> **SET EXERCISE**: Wherever a line below holds the word "text", copy that line.

(Structured figure records)
+++
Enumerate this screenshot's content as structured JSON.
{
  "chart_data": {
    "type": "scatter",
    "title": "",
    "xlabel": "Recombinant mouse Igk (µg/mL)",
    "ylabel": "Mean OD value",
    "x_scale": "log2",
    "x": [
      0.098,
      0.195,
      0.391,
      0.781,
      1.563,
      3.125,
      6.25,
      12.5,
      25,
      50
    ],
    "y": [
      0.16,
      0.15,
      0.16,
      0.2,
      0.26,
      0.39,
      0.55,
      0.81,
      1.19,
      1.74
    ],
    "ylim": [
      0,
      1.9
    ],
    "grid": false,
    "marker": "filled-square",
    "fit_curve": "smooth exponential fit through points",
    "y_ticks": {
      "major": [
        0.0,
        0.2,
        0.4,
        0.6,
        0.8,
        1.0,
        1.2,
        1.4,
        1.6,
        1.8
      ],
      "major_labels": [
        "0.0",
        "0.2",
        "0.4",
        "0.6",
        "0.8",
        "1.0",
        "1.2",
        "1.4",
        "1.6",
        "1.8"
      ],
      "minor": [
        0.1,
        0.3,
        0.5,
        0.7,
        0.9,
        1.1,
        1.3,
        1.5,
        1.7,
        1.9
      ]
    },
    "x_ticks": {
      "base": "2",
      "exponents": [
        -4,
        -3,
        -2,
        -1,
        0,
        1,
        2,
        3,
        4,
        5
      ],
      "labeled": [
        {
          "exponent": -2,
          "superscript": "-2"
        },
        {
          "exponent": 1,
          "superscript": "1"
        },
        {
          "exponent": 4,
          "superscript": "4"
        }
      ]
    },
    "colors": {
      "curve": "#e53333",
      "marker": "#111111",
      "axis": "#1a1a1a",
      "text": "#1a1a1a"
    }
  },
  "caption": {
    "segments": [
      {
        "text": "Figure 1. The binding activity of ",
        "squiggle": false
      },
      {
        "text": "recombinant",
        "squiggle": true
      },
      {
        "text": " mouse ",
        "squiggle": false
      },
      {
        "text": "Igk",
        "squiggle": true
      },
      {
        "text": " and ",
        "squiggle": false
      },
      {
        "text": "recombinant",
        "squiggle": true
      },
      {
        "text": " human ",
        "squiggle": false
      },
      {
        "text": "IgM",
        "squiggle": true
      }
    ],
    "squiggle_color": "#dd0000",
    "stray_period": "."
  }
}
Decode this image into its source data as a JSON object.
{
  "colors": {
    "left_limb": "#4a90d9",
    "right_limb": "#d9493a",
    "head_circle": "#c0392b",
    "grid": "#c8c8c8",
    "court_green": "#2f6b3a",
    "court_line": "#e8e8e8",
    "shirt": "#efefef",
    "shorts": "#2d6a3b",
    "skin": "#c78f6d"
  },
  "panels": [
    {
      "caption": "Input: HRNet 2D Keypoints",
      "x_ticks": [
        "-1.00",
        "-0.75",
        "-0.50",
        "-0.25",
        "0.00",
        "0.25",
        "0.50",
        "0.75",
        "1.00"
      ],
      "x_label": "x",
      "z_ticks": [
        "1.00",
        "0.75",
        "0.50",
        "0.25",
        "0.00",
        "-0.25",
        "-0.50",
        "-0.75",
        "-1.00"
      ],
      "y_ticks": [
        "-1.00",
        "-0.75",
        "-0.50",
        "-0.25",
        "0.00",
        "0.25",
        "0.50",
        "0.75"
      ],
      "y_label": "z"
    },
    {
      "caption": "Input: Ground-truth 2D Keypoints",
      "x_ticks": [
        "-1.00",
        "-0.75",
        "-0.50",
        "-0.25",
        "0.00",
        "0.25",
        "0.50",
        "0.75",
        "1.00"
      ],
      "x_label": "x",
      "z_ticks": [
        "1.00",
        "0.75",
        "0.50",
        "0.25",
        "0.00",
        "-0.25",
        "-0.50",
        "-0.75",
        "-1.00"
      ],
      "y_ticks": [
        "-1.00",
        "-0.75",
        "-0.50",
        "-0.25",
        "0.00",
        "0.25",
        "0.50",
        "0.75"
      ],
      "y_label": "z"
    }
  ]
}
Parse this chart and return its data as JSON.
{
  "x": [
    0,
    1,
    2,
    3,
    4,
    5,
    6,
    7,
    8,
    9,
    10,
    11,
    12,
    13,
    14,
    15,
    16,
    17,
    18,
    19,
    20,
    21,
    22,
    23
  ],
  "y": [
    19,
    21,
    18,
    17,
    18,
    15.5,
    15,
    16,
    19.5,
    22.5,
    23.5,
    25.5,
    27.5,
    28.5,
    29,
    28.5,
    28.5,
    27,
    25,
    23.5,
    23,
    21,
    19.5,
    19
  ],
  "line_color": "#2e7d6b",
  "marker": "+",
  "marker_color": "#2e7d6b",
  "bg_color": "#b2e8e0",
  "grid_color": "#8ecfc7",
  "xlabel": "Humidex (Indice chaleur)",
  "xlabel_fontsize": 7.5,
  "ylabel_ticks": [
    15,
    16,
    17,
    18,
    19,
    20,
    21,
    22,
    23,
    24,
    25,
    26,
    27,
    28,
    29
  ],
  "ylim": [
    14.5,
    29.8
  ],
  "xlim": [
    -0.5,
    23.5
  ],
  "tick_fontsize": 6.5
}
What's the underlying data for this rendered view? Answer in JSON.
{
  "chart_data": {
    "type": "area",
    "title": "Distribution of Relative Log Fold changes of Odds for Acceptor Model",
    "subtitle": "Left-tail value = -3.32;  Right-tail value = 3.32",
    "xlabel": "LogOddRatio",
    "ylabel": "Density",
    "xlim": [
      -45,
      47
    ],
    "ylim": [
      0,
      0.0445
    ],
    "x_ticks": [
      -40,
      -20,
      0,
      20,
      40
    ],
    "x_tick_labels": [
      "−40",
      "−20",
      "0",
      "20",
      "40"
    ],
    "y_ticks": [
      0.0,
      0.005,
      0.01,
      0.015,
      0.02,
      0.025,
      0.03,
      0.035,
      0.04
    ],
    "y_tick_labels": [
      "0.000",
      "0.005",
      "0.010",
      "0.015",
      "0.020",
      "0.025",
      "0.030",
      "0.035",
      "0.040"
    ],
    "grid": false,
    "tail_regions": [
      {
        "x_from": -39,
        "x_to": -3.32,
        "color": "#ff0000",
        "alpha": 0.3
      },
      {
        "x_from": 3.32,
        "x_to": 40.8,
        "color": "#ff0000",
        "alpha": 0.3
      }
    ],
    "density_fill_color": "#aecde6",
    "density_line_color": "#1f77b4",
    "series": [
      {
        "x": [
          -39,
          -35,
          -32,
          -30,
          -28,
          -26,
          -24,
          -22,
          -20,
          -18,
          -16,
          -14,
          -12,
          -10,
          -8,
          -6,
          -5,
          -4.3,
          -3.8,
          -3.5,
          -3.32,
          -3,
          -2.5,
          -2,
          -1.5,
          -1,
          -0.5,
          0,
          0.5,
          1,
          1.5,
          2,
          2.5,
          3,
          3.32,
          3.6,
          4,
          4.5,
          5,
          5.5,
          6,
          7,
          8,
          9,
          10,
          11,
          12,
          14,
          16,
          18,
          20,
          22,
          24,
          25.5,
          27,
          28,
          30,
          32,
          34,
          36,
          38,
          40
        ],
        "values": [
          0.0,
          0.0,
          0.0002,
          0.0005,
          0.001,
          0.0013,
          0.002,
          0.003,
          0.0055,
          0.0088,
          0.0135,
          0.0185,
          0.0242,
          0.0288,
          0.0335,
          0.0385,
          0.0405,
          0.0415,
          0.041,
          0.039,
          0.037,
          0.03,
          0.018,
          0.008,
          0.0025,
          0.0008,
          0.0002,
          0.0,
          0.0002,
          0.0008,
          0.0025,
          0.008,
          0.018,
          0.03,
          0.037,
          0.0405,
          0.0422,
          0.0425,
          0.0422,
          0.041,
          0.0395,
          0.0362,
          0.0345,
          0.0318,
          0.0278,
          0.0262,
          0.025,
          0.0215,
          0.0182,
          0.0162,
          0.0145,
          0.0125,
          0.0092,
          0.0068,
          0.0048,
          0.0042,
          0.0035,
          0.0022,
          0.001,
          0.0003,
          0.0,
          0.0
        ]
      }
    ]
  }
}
+++
> **PROBLEM SOLUTION**:
      "text": "#1a1a1a"
        "text": "Figure 1. The binding activity of ",
        "text": "recombinant",
        "text": " mouse ",
        "text": "Igk",
        "text": " and ",
        "text": "recombinant",
        "text": " human ",
        "text": "IgM",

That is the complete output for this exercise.